[Figure record listings]

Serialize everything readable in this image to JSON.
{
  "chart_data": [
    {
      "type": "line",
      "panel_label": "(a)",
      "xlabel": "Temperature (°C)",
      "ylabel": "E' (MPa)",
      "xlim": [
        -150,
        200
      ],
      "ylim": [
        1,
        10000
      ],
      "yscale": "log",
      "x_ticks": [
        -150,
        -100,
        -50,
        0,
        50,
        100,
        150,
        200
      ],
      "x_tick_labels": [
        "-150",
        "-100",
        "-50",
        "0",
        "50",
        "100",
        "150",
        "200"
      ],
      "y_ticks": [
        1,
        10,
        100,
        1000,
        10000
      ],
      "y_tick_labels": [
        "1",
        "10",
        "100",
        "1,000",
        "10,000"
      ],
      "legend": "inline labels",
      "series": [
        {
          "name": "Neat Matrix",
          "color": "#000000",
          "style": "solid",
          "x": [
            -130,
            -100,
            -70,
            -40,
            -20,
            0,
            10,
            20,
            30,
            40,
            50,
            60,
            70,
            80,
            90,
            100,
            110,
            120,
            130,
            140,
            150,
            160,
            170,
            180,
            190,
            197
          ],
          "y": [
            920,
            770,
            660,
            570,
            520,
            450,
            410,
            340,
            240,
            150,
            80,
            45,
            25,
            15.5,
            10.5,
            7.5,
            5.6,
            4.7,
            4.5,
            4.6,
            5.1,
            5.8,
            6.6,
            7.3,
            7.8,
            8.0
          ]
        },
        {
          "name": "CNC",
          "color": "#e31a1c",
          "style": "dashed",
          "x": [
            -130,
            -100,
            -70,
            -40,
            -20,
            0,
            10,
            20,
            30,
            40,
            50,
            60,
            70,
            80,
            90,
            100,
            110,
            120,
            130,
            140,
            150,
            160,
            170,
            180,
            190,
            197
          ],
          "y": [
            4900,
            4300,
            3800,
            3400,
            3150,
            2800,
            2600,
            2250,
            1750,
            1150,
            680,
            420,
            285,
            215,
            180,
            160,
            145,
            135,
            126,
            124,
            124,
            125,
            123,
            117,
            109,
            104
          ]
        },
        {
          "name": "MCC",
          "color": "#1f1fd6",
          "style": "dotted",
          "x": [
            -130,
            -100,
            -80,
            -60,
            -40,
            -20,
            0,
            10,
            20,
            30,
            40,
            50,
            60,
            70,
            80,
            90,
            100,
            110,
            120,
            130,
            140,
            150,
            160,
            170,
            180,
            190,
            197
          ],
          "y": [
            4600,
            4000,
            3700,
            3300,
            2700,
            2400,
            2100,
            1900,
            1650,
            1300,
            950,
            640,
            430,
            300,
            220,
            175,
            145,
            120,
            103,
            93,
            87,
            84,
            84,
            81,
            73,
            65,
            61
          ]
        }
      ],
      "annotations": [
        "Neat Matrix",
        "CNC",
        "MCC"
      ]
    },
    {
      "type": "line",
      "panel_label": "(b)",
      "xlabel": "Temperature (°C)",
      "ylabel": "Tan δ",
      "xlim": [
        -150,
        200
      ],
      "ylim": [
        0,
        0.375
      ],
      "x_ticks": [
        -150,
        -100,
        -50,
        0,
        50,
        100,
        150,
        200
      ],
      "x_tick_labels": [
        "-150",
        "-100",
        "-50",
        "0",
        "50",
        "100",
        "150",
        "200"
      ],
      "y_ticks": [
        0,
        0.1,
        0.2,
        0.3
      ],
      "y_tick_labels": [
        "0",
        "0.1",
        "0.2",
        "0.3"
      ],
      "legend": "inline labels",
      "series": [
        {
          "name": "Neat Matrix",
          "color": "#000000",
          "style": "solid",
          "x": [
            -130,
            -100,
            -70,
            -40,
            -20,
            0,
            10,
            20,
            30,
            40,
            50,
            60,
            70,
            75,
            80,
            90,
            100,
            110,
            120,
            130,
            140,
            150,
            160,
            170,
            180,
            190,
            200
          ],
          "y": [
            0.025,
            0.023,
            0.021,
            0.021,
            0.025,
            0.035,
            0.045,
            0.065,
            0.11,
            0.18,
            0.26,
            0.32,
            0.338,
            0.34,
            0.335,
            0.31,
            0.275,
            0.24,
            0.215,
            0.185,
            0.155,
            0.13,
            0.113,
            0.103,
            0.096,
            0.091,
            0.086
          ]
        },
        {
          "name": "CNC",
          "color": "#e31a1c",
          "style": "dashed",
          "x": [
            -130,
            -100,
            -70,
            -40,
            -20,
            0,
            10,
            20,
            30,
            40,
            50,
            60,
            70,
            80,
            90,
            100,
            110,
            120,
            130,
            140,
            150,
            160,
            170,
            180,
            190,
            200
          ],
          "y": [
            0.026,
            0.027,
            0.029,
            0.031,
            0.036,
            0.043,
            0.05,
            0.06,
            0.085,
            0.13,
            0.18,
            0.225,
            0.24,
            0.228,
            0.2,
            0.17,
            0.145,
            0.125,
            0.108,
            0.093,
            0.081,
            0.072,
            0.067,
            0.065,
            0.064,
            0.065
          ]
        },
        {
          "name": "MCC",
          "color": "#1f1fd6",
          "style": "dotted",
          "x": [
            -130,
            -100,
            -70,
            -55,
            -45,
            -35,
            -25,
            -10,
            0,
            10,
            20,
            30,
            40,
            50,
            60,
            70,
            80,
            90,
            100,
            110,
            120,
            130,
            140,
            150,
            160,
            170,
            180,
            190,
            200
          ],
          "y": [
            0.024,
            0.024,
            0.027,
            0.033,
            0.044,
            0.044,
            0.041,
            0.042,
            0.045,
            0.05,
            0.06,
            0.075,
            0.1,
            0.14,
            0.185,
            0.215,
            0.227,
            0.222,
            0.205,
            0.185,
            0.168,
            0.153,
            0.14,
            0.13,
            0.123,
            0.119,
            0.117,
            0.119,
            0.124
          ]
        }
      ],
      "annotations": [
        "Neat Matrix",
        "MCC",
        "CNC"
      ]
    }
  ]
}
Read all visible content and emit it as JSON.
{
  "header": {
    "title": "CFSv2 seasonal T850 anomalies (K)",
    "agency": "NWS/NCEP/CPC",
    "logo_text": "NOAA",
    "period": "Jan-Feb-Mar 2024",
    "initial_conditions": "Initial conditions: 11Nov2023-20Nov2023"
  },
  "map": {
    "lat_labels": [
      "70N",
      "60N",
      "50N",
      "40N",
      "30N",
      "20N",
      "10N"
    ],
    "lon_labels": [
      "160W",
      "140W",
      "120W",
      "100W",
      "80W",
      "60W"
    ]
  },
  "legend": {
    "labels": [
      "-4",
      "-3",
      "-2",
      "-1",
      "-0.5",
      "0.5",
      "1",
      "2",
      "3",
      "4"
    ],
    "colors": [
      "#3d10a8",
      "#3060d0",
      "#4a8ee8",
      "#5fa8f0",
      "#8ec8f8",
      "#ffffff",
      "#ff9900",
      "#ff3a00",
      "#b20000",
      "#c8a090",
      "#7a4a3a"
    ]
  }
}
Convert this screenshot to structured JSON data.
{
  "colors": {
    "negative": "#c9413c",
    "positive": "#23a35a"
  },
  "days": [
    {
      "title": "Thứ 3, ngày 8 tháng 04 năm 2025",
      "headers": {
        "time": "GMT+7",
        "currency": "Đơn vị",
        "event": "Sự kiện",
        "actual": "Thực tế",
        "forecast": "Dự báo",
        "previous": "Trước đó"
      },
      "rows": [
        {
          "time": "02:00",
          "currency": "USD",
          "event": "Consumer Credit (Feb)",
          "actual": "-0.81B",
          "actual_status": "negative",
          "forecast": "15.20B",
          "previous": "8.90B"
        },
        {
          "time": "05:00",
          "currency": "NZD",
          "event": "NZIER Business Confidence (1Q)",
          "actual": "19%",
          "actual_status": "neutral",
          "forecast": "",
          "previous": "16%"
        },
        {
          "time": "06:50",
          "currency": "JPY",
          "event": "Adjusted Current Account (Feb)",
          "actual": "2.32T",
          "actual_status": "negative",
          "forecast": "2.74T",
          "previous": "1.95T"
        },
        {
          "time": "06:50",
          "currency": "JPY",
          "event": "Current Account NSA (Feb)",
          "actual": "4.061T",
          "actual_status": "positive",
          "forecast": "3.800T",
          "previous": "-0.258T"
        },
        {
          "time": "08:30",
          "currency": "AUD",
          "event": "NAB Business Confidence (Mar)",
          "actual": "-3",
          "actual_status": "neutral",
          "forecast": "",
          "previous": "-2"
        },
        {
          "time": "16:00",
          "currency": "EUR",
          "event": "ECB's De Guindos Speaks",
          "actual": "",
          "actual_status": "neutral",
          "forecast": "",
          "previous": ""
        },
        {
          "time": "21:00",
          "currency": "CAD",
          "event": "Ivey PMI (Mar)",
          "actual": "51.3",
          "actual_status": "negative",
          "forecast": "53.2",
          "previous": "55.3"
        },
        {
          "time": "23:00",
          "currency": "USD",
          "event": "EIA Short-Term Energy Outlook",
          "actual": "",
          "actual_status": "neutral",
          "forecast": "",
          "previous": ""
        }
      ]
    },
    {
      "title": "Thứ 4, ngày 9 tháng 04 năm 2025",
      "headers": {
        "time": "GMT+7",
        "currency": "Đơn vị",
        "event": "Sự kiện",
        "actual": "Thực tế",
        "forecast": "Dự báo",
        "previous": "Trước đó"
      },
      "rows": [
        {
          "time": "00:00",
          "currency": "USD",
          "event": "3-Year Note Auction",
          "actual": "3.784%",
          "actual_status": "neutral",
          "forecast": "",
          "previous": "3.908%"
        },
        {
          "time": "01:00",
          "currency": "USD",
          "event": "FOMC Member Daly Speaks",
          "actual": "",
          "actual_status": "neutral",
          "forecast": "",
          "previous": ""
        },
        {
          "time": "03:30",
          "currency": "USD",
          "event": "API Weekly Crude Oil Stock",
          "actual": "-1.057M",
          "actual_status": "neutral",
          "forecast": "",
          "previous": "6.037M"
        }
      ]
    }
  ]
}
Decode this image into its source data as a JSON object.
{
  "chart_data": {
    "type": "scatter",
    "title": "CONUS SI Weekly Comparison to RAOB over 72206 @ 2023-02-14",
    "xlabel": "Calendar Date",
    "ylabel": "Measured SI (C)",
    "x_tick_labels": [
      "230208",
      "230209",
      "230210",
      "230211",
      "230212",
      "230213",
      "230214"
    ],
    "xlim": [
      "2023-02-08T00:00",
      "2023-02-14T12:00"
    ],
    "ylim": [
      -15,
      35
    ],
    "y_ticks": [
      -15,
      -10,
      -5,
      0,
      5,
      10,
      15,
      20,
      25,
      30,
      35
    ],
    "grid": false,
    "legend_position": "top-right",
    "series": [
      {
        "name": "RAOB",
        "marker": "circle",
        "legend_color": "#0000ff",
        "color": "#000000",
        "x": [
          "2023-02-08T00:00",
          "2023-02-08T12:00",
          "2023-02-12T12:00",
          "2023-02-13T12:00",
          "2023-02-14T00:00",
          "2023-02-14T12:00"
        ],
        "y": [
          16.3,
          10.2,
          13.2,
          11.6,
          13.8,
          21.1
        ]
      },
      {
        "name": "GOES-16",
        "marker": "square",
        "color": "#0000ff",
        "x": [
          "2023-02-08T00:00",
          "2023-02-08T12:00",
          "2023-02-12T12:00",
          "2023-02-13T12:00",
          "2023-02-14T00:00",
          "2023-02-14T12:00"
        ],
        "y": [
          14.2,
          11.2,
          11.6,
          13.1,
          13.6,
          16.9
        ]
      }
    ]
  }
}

Stated goal: In the entries above, find each line with the word "title" and show it.

Solution to the exercise:
    "title": "CFSv2 seasonal T850 anomalies (K)",
      "title": "Thứ 3, ngày 8 tháng 04 năm 2025",
      "title": "Thứ 4, ngày 9 tháng 04 năm 2025",
    "title": "CONUS SI Weekly Comparison to RAOB over 72206 @ 2023-02-14",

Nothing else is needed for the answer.